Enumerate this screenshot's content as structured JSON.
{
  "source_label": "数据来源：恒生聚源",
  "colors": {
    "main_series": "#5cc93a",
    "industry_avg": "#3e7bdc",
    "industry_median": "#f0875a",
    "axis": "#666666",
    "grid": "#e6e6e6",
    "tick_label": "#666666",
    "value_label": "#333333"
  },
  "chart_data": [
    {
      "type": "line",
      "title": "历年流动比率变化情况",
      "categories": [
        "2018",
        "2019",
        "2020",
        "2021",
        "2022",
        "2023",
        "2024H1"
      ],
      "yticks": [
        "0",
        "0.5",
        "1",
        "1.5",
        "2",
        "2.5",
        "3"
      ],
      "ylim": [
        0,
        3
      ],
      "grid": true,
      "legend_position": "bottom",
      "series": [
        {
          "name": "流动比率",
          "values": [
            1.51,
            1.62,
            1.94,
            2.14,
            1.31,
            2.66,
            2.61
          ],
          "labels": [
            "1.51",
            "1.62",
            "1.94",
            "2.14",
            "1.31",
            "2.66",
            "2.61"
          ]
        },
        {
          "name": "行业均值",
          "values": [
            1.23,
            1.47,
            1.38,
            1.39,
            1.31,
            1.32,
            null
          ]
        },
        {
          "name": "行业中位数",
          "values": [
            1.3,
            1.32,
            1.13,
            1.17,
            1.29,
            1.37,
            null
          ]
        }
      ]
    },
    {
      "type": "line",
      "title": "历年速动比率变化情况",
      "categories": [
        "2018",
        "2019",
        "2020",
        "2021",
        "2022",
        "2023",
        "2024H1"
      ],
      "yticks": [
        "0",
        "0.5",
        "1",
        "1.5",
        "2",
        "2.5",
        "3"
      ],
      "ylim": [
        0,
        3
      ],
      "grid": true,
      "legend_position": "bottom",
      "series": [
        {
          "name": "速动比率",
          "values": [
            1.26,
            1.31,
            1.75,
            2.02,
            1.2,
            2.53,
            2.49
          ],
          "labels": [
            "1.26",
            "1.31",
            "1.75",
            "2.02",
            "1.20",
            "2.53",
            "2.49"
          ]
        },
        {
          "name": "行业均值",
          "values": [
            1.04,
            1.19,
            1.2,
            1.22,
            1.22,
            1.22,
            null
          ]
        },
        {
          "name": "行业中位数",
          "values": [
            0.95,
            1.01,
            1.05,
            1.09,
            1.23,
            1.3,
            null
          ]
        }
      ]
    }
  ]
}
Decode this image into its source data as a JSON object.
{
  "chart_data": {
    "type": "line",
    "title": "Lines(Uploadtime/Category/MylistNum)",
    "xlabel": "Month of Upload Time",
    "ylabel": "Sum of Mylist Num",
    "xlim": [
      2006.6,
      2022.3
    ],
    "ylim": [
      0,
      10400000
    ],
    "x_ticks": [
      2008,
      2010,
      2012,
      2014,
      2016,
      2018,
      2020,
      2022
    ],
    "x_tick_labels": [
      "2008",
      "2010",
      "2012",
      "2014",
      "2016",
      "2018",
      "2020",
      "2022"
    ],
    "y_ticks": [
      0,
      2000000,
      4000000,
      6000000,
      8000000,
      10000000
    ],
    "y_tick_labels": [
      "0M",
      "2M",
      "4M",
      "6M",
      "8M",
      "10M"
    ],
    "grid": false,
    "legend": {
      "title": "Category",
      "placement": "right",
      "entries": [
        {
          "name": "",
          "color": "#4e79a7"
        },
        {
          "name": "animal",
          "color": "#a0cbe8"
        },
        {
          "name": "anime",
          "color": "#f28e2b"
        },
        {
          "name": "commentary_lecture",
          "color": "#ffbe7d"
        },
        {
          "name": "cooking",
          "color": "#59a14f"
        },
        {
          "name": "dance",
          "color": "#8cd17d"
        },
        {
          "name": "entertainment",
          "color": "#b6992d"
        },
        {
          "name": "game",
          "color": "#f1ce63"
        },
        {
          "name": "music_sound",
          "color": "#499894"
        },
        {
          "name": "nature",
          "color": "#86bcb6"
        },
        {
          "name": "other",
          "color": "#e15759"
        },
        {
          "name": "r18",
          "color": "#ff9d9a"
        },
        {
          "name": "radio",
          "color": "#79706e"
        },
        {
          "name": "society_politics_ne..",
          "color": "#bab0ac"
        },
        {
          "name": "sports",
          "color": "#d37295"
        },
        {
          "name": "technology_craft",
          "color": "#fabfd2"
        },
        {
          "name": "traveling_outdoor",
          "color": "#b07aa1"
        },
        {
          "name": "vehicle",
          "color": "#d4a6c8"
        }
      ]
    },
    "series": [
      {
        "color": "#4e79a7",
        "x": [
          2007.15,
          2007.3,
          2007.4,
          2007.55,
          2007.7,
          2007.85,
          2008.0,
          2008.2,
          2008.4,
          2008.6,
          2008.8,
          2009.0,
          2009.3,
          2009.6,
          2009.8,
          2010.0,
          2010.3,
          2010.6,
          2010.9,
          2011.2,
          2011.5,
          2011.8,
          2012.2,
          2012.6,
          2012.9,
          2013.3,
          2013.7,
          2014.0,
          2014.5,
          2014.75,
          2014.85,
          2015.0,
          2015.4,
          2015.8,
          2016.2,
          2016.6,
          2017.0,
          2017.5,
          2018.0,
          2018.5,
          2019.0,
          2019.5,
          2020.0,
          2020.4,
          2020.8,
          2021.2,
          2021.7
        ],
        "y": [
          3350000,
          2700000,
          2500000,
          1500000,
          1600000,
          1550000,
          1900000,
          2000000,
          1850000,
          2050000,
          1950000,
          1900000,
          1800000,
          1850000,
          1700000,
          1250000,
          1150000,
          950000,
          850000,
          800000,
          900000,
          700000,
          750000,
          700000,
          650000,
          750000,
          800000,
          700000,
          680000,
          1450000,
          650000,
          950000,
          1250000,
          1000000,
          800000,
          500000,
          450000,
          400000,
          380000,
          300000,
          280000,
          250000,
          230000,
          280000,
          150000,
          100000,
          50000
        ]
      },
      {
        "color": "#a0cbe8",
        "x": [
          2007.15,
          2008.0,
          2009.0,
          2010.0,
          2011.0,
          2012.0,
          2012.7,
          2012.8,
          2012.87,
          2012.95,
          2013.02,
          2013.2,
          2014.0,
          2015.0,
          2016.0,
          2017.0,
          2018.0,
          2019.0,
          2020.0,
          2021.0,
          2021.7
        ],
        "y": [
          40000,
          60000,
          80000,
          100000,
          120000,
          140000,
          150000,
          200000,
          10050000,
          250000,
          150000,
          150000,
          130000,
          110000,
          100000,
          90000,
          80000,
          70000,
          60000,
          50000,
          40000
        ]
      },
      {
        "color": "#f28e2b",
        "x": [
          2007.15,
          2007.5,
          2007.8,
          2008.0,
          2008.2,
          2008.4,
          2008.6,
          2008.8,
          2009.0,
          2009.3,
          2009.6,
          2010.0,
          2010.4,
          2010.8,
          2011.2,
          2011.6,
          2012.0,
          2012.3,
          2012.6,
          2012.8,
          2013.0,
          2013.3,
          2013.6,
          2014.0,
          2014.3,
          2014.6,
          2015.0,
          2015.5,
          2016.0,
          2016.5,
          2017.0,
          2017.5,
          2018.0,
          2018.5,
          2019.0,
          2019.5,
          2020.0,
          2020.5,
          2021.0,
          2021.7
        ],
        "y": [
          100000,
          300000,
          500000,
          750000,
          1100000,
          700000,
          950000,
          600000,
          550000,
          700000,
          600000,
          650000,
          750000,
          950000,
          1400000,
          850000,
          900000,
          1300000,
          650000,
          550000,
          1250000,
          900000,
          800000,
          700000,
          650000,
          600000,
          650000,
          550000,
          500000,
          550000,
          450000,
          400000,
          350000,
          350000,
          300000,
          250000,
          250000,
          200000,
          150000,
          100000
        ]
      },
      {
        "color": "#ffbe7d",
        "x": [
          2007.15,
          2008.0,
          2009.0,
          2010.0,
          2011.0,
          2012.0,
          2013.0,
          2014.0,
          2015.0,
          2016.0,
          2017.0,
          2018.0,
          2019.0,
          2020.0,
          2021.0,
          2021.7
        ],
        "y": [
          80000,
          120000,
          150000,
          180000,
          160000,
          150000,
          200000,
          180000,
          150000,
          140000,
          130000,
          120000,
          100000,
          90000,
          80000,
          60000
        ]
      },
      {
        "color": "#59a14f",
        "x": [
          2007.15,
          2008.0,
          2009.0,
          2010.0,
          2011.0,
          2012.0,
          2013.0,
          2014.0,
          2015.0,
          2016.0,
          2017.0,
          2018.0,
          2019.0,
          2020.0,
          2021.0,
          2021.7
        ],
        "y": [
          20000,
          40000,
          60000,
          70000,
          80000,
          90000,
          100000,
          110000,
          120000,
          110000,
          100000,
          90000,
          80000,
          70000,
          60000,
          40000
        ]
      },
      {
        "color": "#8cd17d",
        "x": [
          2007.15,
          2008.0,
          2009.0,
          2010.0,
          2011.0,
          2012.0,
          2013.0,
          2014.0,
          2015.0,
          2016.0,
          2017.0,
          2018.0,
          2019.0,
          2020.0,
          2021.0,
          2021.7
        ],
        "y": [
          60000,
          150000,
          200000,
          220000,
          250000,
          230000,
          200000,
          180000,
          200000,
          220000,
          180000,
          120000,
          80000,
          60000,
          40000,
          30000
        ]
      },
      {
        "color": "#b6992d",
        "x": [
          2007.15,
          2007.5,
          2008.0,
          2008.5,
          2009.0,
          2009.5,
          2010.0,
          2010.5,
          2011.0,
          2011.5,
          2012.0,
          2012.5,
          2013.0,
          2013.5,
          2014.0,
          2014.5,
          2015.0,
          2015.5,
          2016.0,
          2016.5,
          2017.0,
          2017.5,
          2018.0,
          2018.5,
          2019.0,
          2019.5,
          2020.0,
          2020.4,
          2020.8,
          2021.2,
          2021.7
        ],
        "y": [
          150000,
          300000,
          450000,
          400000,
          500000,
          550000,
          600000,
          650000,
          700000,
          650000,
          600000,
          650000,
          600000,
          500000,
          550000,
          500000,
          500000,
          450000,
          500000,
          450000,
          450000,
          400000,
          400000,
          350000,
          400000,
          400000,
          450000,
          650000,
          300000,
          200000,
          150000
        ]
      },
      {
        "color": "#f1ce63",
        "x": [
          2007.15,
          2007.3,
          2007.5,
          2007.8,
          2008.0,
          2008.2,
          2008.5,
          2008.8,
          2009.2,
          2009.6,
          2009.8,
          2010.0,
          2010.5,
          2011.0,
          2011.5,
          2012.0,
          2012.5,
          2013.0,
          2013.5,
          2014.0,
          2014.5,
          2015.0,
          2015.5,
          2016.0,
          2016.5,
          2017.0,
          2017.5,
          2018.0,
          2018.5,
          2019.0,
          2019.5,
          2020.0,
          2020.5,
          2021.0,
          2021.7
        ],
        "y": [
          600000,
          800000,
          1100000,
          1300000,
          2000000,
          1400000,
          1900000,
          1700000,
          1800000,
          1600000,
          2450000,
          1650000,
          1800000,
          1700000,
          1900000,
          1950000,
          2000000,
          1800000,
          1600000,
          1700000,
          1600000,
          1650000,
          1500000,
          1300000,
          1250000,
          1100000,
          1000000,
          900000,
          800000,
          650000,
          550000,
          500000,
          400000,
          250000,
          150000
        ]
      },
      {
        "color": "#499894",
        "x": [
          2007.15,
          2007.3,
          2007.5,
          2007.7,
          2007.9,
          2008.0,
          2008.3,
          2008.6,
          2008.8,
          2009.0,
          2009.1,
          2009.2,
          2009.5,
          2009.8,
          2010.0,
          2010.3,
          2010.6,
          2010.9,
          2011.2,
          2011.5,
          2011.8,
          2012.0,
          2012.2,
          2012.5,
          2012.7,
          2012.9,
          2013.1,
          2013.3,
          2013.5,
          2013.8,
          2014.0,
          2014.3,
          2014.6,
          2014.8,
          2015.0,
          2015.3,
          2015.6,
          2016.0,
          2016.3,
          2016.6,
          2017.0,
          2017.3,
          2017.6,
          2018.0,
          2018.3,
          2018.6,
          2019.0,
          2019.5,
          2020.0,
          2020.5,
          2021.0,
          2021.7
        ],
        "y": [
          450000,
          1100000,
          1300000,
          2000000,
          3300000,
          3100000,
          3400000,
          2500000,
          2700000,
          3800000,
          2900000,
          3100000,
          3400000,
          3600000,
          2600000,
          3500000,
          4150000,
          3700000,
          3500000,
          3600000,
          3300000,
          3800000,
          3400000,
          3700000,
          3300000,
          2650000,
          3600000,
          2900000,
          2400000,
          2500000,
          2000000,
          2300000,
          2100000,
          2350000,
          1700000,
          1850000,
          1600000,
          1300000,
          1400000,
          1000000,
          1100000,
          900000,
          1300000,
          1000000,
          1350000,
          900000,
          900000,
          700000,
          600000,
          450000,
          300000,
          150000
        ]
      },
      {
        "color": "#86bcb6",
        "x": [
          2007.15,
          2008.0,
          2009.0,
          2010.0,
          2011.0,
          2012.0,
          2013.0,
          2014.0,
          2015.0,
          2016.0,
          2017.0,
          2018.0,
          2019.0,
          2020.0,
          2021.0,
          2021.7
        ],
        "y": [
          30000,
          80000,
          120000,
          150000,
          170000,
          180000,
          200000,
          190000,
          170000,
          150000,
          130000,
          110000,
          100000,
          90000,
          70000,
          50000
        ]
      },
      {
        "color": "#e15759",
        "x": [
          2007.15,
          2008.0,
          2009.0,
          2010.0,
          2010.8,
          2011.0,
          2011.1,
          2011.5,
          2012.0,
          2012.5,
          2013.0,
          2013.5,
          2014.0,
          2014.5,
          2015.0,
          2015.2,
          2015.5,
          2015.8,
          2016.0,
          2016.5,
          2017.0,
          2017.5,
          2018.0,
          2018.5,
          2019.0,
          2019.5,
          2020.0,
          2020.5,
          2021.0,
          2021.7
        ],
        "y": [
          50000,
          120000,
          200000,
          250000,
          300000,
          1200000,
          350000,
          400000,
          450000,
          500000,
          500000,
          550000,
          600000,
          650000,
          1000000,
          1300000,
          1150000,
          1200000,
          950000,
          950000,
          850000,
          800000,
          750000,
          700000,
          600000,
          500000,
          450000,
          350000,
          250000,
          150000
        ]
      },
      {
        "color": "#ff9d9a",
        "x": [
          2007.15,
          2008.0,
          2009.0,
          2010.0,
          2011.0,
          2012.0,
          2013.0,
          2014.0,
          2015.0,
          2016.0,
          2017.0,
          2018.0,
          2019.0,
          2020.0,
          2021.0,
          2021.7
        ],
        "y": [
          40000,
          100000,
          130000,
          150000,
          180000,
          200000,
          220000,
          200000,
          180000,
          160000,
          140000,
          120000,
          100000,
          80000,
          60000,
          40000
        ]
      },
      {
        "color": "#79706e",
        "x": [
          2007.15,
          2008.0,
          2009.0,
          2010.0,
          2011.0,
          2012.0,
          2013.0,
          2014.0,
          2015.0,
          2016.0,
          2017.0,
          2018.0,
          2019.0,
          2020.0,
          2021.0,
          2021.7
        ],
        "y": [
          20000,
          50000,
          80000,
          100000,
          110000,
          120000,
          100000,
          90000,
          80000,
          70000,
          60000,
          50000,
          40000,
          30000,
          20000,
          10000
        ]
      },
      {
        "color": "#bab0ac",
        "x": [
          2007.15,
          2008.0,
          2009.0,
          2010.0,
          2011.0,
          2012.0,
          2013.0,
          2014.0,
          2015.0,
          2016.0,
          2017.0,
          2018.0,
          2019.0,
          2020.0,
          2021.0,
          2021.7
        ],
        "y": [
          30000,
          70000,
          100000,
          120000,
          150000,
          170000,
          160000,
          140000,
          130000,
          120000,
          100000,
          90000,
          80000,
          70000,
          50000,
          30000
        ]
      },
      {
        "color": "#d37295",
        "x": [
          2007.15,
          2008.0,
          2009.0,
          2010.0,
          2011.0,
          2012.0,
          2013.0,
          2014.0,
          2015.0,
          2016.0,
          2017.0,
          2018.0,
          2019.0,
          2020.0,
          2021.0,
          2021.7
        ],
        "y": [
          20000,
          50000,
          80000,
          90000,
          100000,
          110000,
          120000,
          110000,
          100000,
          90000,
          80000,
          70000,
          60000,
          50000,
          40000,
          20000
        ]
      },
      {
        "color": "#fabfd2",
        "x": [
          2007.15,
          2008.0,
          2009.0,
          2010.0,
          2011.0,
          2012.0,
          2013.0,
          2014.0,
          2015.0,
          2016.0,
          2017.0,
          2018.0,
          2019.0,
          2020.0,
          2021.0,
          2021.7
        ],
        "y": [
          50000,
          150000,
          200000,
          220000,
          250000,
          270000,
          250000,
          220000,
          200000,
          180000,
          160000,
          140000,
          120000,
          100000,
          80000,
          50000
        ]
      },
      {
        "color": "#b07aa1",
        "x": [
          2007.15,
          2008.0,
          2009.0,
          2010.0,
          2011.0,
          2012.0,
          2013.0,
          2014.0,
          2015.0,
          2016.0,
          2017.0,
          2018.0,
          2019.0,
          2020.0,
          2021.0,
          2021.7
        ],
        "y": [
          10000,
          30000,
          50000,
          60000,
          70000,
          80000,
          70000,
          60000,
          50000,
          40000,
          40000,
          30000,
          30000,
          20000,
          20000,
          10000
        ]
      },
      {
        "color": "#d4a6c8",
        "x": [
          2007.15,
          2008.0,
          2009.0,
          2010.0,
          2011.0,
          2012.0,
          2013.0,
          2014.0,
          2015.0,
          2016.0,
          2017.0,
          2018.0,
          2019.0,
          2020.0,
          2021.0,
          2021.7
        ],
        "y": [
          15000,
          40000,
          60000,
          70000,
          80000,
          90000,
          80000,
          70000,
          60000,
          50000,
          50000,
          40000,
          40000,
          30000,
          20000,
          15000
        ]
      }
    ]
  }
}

**What the task requires**
Look through the listing and extract every line with "this" in it.

**Solution to the problem**
Enumerate this screenshot's content as structured JSON.
Decode this image into its source data as a JSON object.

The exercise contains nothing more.